(Figure record extracts)
###
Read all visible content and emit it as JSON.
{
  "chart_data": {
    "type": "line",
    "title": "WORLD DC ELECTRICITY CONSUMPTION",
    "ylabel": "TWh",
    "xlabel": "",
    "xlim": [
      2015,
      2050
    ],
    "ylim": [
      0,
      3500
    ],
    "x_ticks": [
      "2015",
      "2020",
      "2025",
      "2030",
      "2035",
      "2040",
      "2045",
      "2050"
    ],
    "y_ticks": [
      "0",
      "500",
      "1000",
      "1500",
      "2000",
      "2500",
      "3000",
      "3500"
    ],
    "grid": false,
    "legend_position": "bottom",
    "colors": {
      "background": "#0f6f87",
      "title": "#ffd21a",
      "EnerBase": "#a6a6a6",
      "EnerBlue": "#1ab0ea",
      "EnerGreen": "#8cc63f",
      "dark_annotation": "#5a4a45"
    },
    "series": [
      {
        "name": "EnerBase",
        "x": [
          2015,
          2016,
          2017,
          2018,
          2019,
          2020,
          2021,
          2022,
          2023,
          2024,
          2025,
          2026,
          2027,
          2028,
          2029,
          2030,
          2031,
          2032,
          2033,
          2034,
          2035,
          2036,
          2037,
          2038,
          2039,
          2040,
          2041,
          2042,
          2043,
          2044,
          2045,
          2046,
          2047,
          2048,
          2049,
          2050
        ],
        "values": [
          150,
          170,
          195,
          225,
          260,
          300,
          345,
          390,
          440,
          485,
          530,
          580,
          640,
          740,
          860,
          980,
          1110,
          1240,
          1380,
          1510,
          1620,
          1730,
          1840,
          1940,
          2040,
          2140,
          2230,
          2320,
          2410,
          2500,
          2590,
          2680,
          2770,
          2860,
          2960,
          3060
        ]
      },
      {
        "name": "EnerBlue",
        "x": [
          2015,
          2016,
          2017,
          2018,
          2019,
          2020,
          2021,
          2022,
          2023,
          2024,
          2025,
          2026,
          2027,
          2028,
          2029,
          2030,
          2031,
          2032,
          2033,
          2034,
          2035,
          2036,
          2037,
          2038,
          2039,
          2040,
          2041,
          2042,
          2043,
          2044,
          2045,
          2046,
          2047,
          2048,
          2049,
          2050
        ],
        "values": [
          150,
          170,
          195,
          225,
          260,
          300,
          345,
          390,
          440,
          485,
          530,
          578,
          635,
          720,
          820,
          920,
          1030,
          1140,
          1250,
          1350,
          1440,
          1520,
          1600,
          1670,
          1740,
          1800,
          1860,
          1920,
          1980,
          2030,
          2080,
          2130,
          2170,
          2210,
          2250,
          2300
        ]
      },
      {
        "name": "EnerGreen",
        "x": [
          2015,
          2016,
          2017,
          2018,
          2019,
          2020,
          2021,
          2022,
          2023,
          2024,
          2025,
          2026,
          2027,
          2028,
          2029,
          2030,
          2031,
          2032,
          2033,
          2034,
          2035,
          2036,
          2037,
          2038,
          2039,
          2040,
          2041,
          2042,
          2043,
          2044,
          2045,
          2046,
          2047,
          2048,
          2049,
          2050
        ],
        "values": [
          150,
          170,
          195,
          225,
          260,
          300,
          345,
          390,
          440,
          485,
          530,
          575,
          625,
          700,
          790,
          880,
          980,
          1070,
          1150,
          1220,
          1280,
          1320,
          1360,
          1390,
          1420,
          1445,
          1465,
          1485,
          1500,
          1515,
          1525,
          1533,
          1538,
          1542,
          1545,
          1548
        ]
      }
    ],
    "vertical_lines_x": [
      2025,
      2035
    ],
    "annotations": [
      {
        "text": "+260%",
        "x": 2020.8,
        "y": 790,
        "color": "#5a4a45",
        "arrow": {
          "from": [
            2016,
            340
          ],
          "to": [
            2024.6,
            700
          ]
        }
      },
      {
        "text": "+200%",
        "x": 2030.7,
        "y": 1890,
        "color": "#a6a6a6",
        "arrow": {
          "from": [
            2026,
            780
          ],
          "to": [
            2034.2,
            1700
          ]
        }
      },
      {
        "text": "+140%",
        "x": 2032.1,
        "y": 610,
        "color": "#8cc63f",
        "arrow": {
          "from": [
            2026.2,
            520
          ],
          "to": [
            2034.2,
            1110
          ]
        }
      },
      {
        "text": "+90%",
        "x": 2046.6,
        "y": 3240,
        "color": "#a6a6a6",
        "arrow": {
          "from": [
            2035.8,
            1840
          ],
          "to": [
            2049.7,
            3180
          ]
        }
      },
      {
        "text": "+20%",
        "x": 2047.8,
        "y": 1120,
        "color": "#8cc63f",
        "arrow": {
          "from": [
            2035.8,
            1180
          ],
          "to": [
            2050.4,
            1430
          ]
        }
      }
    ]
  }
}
###
# STATED PROBLEM:
Transcribe each record exactly. Leave nothing out.

# OUTPUT BELOW:
Read all visible content and emit it as JSON.
{
  "chart_data": {
    "type": "line",
    "title": "WORLD DC ELECTRICITY CONSUMPTION",
    "ylabel": "TWh",
    "xlabel": "",
    "xlim": [
      2015,
      2050
    ],
    "ylim": [
      0,
      3500
    ],
    "x_ticks": [
      "2015",
      "2020",
      "2025",
      "2030",
      "2035",
      "2040",
      "2045",
      "2050"
    ],
    "y_ticks": [
      "0",
      "500",
      "1000",
      "1500",
      "2000",
      "2500",
      "3000",
      "3500"
    ],
    "grid": false,
    "legend_position": "bottom",
    "colors": {
      "background": "#0f6f87",
      "title": "#ffd21a",
      "EnerBase": "#a6a6a6",
      "EnerBlue": "#1ab0ea",
      "EnerGreen": "#8cc63f",
      "dark_annotation": "#5a4a45"
    },
    "series": [
      {
        "name": "EnerBase",
        "x": [
          2015,
          2016,
          2017,
          2018,
          2019,
          2020,
          2021,
          2022,
          2023,
          2024,
          2025,
          2026,
          2027,
          2028,
          2029,
          2030,
          2031,
          2032,
          2033,
          2034,
          2035,
          2036,
          2037,
          2038,
          2039,
          2040,
          2041,
          2042,
          2043,
          2044,
          2045,
          2046,
          2047,
          2048,
          2049,
          2050
        ],
        "values": [
          150,
          170,
          195,
          225,
          260,
          300,
          345,
          390,
          440,
          485,
          530,
          580,
          640,
          740,
          860,
          980,
          1110,
          1240,
          1380,
          1510,
          1620,
          1730,
          1840,
          1940,
          2040,
          2140,
          2230,
          2320,
          2410,
          2500,
          2590,
          2680,
          2770,
          2860,
          2960,
          3060
        ]
      },
      {
        "name": "EnerBlue",
        "x": [
          2015,
          2016,
          2017,
          2018,
          2019,
          2020,
          2021,
          2022,
          2023,
          2024,
          2025,
          2026,
          2027,
          2028,
          2029,
          2030,
          2031,
          2032,
          2033,
          2034,
          2035,
          2036,
          2037,
          2038,
          2039,
          2040,
          2041,
          2042,
          2043,
          2044,
          2045,
          2046,
          2047,
          2048,
          2049,
          2050
        ],
        "values": [
          150,
          170,
          195,
          225,
          260,
          300,
          345,
          390,
          440,
          485,
          530,
          578,
          635,
          720,
          820,
          920,
          1030,
          1140,
          1250,
          1350,
          1440,
          1520,
          1600,
          1670,
          1740,
          1800,
          1860,
          1920,
          1980,
          2030,
          2080,
          2130,
          2170,
          2210,
          2250,
          2300
        ]
      },
      {
        "name": "EnerGreen",
        "x": [
          2015,
          2016,
          2017,
          2018,
          2019,
          2020,
          2021,
          2022,
          2023,
          2024,
          2025,
          2026,
          2027,
          2028,
          2029,
          2030,
          2031,
          2032,
          2033,
          2034,
          2035,
          2036,
          2037,
          2038,
          2039,
          2040,
          2041,
          2042,
          2043,
          2044,
          2045,
          2046,
          2047,
          2048,
          2049,
          2050
        ],
        "values": [
          150,
          170,
          195,
          225,
          260,
          300,
          345,
          390,
          440,
          485,
          530,
          575,
          625,
          700,
          790,
          880,
          980,
          1070,
          1150,
          1220,
          1280,
          1320,
          1360,
          1390,
          1420,
          1445,
          1465,
          1485,
          1500,
          1515,
          1525,
          1533,
          1538,
          1542,
          1545,
          1548
        ]
      }
    ],
    "vertical_lines_x": [
      2025,
      2035
    ],
    "annotations": [
      {
        "text": "+260%",
        "x": 2020.8,
        "y": 790,
        "color": "#5a4a45",
        "arrow": {
          "from": [
            2016,
            340
          ],
          "to": [
            2024.6,
            700
          ]
        }
      },
      {
        "text": "+200%",
        "x": 2030.7,
        "y": 1890,
        "color": "#a6a6a6",
        "arrow": {
          "from": [
            2026,
            780
          ],
          "to": [
            2034.2,
            1700
          ]
        }
      },
      {
        "text": "+140%",
        "x": 2032.1,
        "y": 610,
        "color": "#8cc63f",
        "arrow": {
          "from": [
            2026.2,
            520
          ],
          "to": [
            2034.2,
            1110
          ]
        }
      },
      {
        "text": "+90%",
        "x": 2046.6,
        "y": 3240,
        "color": "#a6a6a6",
        "arrow": {
          "from": [
            2035.8,
            1840
          ],
          "to": [
            2049.7,
            3180
          ]
        }
      },
      {
        "text": "+20%",
        "x": 2047.8,
        "y": 1120,
        "color": "#8cc63f",
        "arrow": {
          "from": [
            2035.8,
            1180
          ],
          "to": [
            2050.4,
            1430
          ]
        }
      }
    ]
  }
}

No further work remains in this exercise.